Short task: Using the records below, locate all lines containing "checked" and return them.

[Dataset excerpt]
####################

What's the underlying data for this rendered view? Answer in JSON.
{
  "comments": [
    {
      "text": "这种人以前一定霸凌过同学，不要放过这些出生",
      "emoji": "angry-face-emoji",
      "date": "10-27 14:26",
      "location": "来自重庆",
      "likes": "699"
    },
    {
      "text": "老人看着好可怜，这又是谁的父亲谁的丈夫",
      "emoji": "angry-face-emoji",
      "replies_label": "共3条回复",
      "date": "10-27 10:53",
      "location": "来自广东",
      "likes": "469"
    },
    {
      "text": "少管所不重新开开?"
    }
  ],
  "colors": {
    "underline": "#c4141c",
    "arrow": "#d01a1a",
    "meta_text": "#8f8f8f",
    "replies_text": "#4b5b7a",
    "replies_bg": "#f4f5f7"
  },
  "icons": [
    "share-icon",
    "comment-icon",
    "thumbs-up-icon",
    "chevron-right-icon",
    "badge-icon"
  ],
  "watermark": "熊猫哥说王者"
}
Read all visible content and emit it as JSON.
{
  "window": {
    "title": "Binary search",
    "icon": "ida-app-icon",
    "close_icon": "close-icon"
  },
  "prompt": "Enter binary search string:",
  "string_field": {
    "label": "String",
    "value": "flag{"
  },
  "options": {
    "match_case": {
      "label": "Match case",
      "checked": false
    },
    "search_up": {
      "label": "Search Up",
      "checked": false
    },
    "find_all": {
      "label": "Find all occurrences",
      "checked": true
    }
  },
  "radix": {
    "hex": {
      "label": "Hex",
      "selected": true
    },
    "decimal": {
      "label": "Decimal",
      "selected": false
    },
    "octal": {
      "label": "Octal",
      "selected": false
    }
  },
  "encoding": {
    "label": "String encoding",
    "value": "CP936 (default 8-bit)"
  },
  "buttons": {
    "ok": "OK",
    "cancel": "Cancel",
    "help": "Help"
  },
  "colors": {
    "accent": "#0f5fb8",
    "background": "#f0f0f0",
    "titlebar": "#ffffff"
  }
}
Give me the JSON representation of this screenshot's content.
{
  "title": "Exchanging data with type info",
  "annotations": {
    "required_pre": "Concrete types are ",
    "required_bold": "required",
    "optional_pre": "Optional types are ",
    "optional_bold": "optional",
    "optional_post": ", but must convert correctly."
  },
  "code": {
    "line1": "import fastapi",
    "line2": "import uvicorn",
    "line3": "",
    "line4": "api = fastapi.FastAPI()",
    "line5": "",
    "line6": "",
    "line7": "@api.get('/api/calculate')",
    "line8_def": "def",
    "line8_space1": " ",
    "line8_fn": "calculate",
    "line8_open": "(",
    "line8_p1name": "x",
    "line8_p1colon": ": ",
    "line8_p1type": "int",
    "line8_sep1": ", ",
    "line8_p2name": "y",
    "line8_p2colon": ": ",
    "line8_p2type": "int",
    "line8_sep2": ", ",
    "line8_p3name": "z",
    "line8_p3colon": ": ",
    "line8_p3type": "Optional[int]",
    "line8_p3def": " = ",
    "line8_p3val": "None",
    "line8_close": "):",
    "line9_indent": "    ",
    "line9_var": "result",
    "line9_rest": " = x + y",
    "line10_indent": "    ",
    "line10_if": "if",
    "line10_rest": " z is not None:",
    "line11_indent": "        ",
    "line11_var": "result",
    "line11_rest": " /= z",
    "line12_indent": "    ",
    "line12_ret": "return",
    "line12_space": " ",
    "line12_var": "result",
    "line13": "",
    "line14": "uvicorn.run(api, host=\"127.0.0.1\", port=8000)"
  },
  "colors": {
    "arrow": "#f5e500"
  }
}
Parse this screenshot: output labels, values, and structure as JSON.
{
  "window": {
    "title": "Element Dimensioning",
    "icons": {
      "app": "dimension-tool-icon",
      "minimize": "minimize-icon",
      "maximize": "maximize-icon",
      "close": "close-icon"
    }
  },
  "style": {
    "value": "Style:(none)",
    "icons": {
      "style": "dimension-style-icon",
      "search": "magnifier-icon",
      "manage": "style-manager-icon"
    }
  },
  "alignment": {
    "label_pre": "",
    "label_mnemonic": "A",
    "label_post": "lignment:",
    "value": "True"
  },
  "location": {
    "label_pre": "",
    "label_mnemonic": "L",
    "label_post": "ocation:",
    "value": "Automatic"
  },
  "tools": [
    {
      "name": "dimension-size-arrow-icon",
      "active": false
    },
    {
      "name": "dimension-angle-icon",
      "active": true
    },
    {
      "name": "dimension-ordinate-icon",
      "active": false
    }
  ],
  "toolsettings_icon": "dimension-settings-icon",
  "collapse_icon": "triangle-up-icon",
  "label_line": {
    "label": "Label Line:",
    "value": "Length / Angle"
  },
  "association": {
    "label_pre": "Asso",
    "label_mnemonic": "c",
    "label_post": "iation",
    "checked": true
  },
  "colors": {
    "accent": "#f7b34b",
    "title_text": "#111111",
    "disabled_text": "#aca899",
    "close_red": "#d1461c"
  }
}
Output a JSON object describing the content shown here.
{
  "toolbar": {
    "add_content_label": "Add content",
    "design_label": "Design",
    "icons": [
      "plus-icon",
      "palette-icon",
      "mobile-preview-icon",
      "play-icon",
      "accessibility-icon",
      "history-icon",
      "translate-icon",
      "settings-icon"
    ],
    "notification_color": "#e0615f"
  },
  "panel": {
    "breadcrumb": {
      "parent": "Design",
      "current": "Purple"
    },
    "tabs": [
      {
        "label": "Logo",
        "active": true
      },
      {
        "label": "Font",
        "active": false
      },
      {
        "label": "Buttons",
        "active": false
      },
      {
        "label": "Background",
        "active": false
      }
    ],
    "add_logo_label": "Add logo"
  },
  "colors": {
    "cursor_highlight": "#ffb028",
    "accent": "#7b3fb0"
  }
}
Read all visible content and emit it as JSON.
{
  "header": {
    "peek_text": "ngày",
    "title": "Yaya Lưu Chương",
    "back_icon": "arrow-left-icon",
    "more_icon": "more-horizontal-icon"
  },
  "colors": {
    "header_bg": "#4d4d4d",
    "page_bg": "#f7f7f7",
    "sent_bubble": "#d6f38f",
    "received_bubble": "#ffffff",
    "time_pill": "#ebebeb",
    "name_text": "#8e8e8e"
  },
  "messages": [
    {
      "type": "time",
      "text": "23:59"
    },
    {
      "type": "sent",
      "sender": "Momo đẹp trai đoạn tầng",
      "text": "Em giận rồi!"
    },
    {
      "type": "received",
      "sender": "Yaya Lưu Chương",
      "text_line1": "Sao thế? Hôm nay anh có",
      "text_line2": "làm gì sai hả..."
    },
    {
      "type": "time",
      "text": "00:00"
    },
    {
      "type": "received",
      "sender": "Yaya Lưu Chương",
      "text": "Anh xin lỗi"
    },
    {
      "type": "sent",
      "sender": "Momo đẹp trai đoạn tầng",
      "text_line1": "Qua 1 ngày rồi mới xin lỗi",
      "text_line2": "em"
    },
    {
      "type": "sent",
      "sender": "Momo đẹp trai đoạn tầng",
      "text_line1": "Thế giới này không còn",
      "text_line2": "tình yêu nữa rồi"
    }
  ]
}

####################

The response:
      "checked": false
      "checked": false
      "checked": true
    "checked": true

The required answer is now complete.